▸ **Task**
Write out all of the lines below, exactly and completely.

▸ **Available records**
::::

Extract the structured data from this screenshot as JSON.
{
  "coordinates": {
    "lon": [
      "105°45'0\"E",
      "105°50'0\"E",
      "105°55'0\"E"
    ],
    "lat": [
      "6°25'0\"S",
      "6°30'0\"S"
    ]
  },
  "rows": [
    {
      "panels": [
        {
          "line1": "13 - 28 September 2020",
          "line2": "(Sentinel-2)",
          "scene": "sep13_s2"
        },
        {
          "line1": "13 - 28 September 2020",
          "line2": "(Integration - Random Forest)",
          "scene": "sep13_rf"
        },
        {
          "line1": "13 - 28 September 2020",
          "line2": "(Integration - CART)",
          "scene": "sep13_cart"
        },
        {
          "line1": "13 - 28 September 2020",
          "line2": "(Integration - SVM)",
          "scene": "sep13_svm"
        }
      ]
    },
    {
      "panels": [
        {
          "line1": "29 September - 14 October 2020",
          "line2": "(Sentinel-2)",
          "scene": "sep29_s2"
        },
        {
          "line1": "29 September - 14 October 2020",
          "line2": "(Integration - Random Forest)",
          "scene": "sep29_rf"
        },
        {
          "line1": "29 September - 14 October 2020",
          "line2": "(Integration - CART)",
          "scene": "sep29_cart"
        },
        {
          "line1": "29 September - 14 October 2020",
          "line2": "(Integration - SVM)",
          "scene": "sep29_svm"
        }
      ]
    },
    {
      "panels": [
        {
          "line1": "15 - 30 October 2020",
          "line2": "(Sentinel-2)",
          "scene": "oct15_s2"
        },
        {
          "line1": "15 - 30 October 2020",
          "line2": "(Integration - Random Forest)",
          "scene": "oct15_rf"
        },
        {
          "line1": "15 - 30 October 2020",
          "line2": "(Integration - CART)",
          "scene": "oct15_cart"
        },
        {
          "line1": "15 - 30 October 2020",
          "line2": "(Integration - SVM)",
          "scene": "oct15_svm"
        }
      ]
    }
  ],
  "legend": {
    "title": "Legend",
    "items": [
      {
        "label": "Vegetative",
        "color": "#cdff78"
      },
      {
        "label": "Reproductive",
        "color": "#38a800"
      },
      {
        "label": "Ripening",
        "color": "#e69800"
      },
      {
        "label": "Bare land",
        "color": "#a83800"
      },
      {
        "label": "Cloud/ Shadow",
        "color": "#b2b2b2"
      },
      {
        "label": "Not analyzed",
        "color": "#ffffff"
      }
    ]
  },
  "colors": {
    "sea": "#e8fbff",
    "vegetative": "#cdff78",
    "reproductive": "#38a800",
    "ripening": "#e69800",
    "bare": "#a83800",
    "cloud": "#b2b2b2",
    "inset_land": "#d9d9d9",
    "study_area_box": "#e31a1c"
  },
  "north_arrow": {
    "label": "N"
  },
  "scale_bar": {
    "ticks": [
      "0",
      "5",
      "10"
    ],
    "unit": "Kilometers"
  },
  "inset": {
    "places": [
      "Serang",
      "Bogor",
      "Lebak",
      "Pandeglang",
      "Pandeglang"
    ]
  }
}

::::

▸ **Response for this exercise**
Extract the structured data from this screenshot as JSON.
{
  "coordinates": {
    "lon": [
      "105°45'0\"E",
      "105°50'0\"E",
      "105°55'0\"E"
    ],
    "lat": [
      "6°25'0\"S",
      "6°30'0\"S"
    ]
  },
  "rows": [
    {
      "panels": [
        {
          "line1": "13 - 28 September 2020",
          "line2": "(Sentinel-2)",
          "scene": "sep13_s2"
        },
        {
          "line1": "13 - 28 September 2020",
          "line2": "(Integration - Random Forest)",
          "scene": "sep13_rf"
        },
        {
          "line1": "13 - 28 September 2020",
          "line2": "(Integration - CART)",
          "scene": "sep13_cart"
        },
        {
          "line1": "13 - 28 September 2020",
          "line2": "(Integration - SVM)",
          "scene": "sep13_svm"
        }
      ]
    },
    {
      "panels": [
        {
          "line1": "29 September - 14 October 2020",
          "line2": "(Sentinel-2)",
          "scene": "sep29_s2"
        },
        {
          "line1": "29 September - 14 October 2020",
          "line2": "(Integration - Random Forest)",
          "scene": "sep29_rf"
        },
        {
          "line1": "29 September - 14 October 2020",
          "line2": "(Integration - CART)",
          "scene": "sep29_cart"
        },
        {
          "line1": "29 September - 14 October 2020",
          "line2": "(Integration - SVM)",
          "scene": "sep29_svm"
        }
      ]
    },
    {
      "panels": [
        {
          "line1": "15 - 30 October 2020",
          "line2": "(Sentinel-2)",
          "scene": "oct15_s2"
        },
        {
          "line1": "15 - 30 October 2020",
          "line2": "(Integration - Random Forest)",
          "scene": "oct15_rf"
        },
        {
          "line1": "15 - 30 October 2020",
          "line2": "(Integration - CART)",
          "scene": "oct15_cart"
        },
        {
          "line1": "15 - 30 October 2020",
          "line2": "(Integration - SVM)",
          "scene": "oct15_svm"
        }
      ]
    }
  ],
  "legend": {
    "title": "Legend",
    "items": [
      {
        "label": "Vegetative",
        "color": "#cdff78"
      },
      {
        "label": "Reproductive",
        "color": "#38a800"
      },
      {
        "label": "Ripening",
        "color": "#e69800"
      },
      {
        "label": "Bare land",
        "color": "#a83800"
      },
      {
        "label": "Cloud/ Shadow",
        "color": "#b2b2b2"
      },
      {
        "label": "Not analyzed",
        "color": "#ffffff"
      }
    ]
  },
  "colors": {
    "sea": "#e8fbff",
    "vegetative": "#cdff78",
    "reproductive": "#38a800",
    "ripening": "#e69800",
    "bare": "#a83800",
    "cloud": "#b2b2b2",
    "inset_land": "#d9d9d9",
    "study_area_box": "#e31a1c"
  },
  "north_arrow": {
    "label": "N"
  },
  "scale_bar": {
    "ticks": [
      "0",
      "5",
      "10"
    ],
    "unit": "Kilometers"
  },
  "inset": {
    "places": [
      "Serang",
      "Bogor",
      "Lebak",
      "Pandeglang",
      "Pandeglang"
    ]
  }
}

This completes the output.